■ Task to carry out
Repeat the material in full. Keep every line exactly as it is.

-- Begin --

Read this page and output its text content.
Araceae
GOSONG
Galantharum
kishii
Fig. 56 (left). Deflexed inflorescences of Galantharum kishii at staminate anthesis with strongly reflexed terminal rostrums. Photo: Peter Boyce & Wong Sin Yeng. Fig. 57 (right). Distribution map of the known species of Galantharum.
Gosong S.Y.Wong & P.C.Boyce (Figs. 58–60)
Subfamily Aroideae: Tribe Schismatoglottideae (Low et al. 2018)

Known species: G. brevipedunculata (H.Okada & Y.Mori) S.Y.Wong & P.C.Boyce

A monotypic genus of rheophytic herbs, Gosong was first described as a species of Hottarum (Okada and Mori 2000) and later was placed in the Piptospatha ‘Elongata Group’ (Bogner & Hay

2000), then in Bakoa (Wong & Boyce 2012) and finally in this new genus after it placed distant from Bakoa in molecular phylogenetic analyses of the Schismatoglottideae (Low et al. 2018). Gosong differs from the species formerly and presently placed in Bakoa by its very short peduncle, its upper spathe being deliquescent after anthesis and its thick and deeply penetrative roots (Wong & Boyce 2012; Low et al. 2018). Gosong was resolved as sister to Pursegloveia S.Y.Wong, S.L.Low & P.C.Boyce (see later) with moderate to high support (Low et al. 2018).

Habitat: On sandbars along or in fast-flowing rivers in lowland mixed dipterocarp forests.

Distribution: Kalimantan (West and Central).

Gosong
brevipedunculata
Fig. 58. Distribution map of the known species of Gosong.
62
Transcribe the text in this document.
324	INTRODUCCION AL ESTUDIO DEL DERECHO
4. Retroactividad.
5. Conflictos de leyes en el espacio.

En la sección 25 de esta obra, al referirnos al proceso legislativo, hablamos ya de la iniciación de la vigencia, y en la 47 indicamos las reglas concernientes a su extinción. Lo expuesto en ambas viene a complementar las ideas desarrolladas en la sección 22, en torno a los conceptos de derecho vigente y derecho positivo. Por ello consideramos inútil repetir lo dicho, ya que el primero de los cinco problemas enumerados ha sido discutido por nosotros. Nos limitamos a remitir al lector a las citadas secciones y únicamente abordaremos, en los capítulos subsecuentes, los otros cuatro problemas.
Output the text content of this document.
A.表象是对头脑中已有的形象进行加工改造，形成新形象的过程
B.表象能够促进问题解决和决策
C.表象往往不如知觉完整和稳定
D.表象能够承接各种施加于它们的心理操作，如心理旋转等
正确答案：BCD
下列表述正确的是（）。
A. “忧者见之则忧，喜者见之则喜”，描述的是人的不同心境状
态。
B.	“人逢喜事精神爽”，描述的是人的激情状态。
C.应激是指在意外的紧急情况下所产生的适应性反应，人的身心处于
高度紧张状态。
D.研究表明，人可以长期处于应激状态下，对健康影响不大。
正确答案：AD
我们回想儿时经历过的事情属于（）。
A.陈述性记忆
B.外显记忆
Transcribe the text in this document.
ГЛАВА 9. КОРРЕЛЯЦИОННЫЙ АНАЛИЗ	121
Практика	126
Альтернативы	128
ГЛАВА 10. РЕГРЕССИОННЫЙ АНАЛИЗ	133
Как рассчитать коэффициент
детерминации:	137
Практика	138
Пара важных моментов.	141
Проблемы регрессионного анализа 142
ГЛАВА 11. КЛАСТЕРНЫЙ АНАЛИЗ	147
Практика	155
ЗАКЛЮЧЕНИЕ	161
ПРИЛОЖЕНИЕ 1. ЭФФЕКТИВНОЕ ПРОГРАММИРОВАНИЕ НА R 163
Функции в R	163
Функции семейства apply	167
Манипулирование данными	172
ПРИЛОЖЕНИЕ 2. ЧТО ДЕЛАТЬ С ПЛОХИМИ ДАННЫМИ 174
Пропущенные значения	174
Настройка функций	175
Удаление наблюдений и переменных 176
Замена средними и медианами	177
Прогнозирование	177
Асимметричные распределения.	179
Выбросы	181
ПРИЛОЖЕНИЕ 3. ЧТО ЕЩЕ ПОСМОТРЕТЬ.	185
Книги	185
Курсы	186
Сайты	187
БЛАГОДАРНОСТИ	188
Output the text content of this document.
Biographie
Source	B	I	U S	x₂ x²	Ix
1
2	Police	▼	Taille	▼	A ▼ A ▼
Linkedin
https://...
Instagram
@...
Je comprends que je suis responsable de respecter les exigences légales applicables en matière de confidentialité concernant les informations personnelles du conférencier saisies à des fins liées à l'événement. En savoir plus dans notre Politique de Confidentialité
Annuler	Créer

-- End --

■ Expected output
Read this page and output its text content.
Araceae
GOSONG
Galantharum
kishii
Fig. 56 (left). Deflexed inflorescences of Galantharum kishii at staminate anthesis with strongly reflexed terminal rostrums. Photo: Peter Boyce & Wong Sin Yeng. Fig. 57 (right). Distribution map of the known species of Galantharum.
Gosong S.Y.Wong & P.C.Boyce (Figs. 58–60)
Subfamily Aroideae: Tribe Schismatoglottideae (Low et al. 2018)

Known species: G. brevipedunculata (H.Okada & Y.Mori) S.Y.Wong & P.C.Boyce

A monotypic genus of rheophytic herbs, Gosong was first described as a species of Hottarum (Okada and Mori 2000) and later was placed in the Piptospatha ‘Elongata Group’ (Bogner & Hay

2000), then in Bakoa (Wong & Boyce 2012) and finally in this new genus after it placed distant from Bakoa in molecular phylogenetic analyses of the Schismatoglottideae (Low et al. 2018). Gosong differs from the species formerly and presently placed in Bakoa by its very short peduncle, its upper spathe being deliquescent after anthesis and its thick and deeply penetrative roots (Wong & Boyce 2012; Low et al. 2018). Gosong was resolved as sister to Pursegloveia S.Y.Wong, S.L.Low & P.C.Boyce (see later) with moderate to high support (Low et al. 2018).

Habitat: On sandbars along or in fast-flowing rivers in lowland mixed dipterocarp forests.

Distribution: Kalimantan (West and Central).

Gosong
brevipedunculata
Fig. 58. Distribution map of the known species of Gosong.
62
Transcribe the text in this document.
324	INTRODUCCION AL ESTUDIO DEL DERECHO
4. Retroactividad.
5. Conflictos de leyes en el espacio.

En la sección 25 de esta obra, al referirnos al proceso legislativo, hablamos ya de la iniciación de la vigencia, y en la 47 indicamos las reglas concernientes a su extinción. Lo expuesto en ambas viene a complementar las ideas desarrolladas en la sección 22, en torno a los conceptos de derecho vigente y derecho positivo. Por ello consideramos inútil repetir lo dicho, ya que el primero de los cinco problemas enumerados ha sido discutido por nosotros. Nos limitamos a remitir al lector a las citadas secciones y únicamente abordaremos, en los capítulos subsecuentes, los otros cuatro problemas.
Output the text content of this document.
A.表象是对头脑中已有的形象进行加工改造，形成新形象的过程
B.表象能够促进问题解决和决策
C.表象往往不如知觉完整和稳定
D.表象能够承接各种施加于它们的心理操作，如心理旋转等
正确答案：BCD
下列表述正确的是（）。
A. “忧者见之则忧，喜者见之则喜”，描述的是人的不同心境状
态。
B.	“人逢喜事精神爽”，描述的是人的激情状态。
C.应激是指在意外的紧急情况下所产生的适应性反应，人的身心处于
高度紧张状态。
D.研究表明，人可以长期处于应激状态下，对健康影响不大。
正确答案：AD
我们回想儿时经历过的事情属于（）。
A.陈述性记忆
B.外显记忆
Transcribe the text in this document.
ГЛАВА 9. КОРРЕЛЯЦИОННЫЙ АНАЛИЗ	121
Практика	126
Альтернативы	128
ГЛАВА 10. РЕГРЕССИОННЫЙ АНАЛИЗ	133
Как рассчитать коэффициент
детерминации:	137
Практика	138
Пара важных моментов.	141
Проблемы регрессионного анализа 142
ГЛАВА 11. КЛАСТЕРНЫЙ АНАЛИЗ	147
Практика	155
ЗАКЛЮЧЕНИЕ	161
ПРИЛОЖЕНИЕ 1. ЭФФЕКТИВНОЕ ПРОГРАММИРОВАНИЕ НА R 163
Функции в R	163
Функции семейства apply	167
Манипулирование данными	172
ПРИЛОЖЕНИЕ 2. ЧТО ДЕЛАТЬ С ПЛОХИМИ ДАННЫМИ 174
Пропущенные значения	174
Настройка функций	175
Удаление наблюдений и переменных 176
Замена средними и медианами	177
Прогнозирование	177
Асимметричные распределения.	179
Выбросы	181
ПРИЛОЖЕНИЕ 3. ЧТО ЕЩЕ ПОСМОТРЕТЬ.	185
Книги	185
Курсы	186
Сайты	187
БЛАГОДАРНОСТИ	188
Output the text content of this document.
Biographie
Source	B	I	U S	x₂ x²	Ix
1
2	Police	▼	Taille	▼	A ▼ A ▼
Linkedin
https://...
Instagram
@...
Je comprends que je suis responsable de respecter les exigences légales applicables en matière de confidentialité concernant les informations personnelles du conférencier saisies à des fins liées à l'événement. En savoir plus dans notre Politique de Confidentialité
Annuler	Créer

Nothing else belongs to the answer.